<<<<

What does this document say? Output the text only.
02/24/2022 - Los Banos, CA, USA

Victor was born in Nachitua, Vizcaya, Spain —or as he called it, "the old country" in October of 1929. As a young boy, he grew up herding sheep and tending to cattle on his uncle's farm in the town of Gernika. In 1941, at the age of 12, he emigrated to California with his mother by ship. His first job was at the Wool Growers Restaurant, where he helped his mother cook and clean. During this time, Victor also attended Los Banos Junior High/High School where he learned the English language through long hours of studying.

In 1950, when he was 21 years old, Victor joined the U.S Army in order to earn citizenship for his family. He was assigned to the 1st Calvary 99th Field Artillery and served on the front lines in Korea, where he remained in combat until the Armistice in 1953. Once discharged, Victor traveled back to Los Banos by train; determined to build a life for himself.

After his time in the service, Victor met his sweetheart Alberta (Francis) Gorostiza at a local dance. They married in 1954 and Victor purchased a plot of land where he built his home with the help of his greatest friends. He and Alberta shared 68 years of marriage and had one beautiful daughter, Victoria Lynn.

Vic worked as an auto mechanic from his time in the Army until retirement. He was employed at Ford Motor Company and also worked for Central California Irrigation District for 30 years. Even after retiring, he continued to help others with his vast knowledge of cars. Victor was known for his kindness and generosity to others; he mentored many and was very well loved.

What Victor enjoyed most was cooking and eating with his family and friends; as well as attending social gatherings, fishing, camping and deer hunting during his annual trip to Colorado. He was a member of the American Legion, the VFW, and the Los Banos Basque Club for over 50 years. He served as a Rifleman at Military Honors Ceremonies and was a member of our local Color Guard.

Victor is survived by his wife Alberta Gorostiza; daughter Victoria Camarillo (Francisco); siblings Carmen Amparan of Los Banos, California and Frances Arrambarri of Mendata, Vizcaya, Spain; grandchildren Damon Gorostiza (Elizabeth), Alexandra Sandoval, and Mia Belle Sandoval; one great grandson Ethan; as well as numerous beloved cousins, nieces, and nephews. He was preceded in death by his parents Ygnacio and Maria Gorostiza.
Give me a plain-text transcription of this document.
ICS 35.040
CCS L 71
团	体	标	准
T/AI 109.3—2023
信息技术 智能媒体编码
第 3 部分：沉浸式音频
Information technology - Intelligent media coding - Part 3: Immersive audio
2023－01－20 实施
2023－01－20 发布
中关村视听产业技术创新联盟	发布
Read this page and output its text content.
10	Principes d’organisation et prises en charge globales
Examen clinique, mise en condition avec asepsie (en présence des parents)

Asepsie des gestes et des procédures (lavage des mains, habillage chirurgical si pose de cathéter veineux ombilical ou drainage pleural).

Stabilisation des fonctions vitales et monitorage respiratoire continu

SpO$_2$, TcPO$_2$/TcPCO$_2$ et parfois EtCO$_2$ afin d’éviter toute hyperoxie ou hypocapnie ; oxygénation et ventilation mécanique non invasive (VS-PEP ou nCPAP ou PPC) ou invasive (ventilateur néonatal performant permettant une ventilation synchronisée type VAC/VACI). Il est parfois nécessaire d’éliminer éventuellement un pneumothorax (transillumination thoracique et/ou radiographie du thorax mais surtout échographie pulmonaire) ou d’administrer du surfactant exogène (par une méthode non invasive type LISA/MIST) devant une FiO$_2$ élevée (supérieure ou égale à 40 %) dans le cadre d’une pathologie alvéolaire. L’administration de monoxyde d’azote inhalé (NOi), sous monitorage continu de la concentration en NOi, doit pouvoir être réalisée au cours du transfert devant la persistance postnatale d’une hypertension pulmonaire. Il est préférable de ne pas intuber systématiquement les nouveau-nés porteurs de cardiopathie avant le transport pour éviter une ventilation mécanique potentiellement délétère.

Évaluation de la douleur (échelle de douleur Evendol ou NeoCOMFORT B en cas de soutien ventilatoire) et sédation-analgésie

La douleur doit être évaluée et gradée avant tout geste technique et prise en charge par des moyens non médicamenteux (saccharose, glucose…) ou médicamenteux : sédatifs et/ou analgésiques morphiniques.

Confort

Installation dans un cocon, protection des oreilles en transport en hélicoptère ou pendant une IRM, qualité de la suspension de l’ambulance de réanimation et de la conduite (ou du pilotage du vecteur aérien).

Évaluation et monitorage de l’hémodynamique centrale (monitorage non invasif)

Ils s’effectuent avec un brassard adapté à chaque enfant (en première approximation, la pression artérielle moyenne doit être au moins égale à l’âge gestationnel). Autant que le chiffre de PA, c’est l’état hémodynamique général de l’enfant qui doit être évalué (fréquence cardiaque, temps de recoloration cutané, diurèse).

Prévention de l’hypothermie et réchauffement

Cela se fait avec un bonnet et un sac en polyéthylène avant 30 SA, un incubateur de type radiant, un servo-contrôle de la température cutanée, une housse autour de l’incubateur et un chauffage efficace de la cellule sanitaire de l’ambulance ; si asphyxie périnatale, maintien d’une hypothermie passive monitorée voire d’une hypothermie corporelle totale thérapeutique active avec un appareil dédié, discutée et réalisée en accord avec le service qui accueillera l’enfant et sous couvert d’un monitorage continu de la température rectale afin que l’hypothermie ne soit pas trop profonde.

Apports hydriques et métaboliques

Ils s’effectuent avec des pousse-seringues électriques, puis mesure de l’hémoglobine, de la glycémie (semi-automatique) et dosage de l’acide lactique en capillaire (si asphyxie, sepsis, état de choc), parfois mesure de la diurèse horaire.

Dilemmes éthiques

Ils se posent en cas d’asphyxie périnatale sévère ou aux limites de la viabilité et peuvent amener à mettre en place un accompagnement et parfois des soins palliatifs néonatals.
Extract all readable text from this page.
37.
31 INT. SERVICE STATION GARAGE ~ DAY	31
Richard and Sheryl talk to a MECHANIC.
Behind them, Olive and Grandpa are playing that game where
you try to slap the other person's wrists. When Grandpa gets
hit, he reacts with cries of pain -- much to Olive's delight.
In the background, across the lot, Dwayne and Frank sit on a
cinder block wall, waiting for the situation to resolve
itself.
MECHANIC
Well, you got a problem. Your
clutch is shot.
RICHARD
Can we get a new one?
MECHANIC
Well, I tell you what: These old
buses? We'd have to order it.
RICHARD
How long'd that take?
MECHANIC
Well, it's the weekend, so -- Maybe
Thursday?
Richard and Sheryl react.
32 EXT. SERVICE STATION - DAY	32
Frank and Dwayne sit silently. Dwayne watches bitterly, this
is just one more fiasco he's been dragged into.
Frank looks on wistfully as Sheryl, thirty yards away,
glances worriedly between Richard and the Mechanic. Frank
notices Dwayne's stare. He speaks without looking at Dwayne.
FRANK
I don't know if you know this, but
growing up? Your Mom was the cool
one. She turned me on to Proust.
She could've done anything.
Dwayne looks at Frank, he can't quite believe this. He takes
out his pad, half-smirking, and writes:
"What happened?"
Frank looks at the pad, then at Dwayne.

>>>>

DIRECTIVE:
Which lines hold the word "diurèse"? Show each one.

ANSWER FOR THIS EXERCISE:
Ils s’effectuent avec un brassard adapté à chaque enfant (en première approximation, la pression artérielle moyenne doit être au moins égale à l’âge gestationnel). Autant que le chiffre de PA, c’est l’état hémodynamique général de l’enfant qui doit être évalué (fréquence cardiaque, temps de recoloration cutané, diurèse).
Ils s’effectuent avec des pousse-seringues électriques, puis mesure de l’hémoglobine, de la glycémie (semi-automatique) et dosage de l’acide lactique en capillaire (si asphyxie, sepsis, état de choc), parfois mesure de la diurèse horaire.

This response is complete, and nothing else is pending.